NCS boot loop at ADE OS (VMDK Recovery)

Document

Wed, 08/06/2014 - 07:58
Aug 28th, 2012
User Badges:
  • Cisco Employee,
 
The following procedure is not supported by TAC, the Wireless
Networking Business Unit or any other entity at Cisco.
 
The issue seems to be related to a problem identified by VMware:
 
 
Linux based file systems become read-only
 
VMware has identified a problem where file systems may become read-only after encountering busy
I/O retry or SAN or iSCSI path failover errors.  NCS users have also encountered this issue after the 
storage has been uncleanly removed, usually brought on by a power outage.
 
If you can get to the shell prior to a reboot you can try issuing the following.  If you don't have access 
to a CLI becuase the vm is in a boot loop, proceed to the next section:
 
mount -o remount /
 
Recovering an NCS Virtual Machine stuck in a boot loop:
 
1. Download a live linux distro locally to your machine.  Users have reported success with Fedora.
2. In vSphere, left click the NCS VM -> Summary tab -> Storage -> right click the storage -> browse datastore -> click the icon to upload a file -> browse to the ISO. 
3. Exit out of the datastore browser.
4. Right click the NCS VM -> edit settings -> CD/DVD drive -> enable 'Connected' and 'Connect at power on' -> select the radio button 'Datastore ISO File' -> browse to the ISO you just uploaded -> save
5. Reload the VM and boot to the ISO
6. Get to the CLI (the exact steps to do so will completely depend on the linux distro)

■ Information supplied
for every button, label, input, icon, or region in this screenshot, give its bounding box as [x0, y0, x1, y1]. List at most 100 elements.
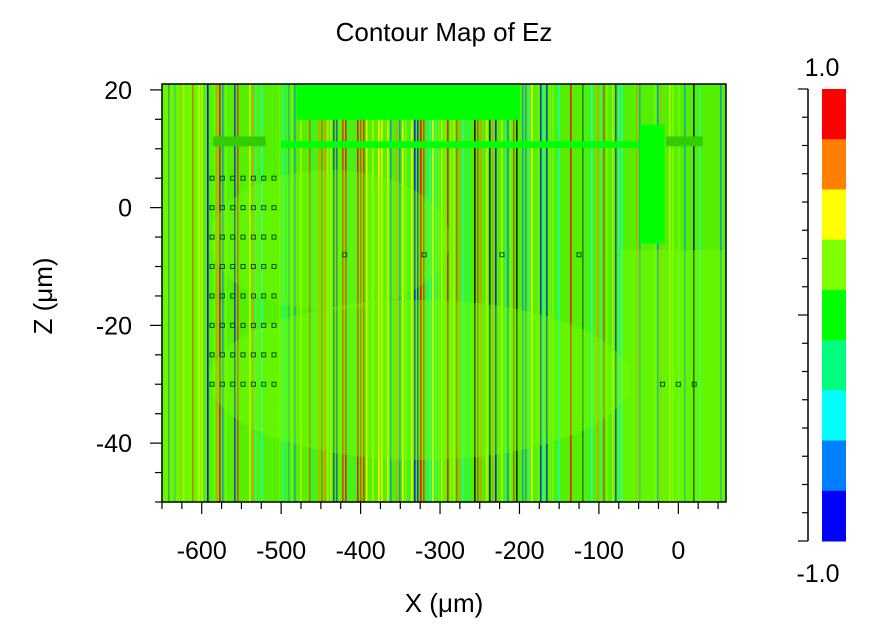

■ Set of tasks
• a. Quote the NCS boot loop page from "1. Download a" to "the datastore browser.", word for word.
• b. According to the NCS boot loop page, which live Linux distro have users reported success with?

■ Task-by-task outputs
• a.
1. Download a live linux distro locally to your machine.  Users have reported success with Fedora.
2. In vSphere, left click the NCS VM -> Summary tab -> Storage -> right click the storage -> browse datastore -> click the icon to upload a file -> browse to the ISO. 
3. Exit out of the datastore browser.

• b. Fedora.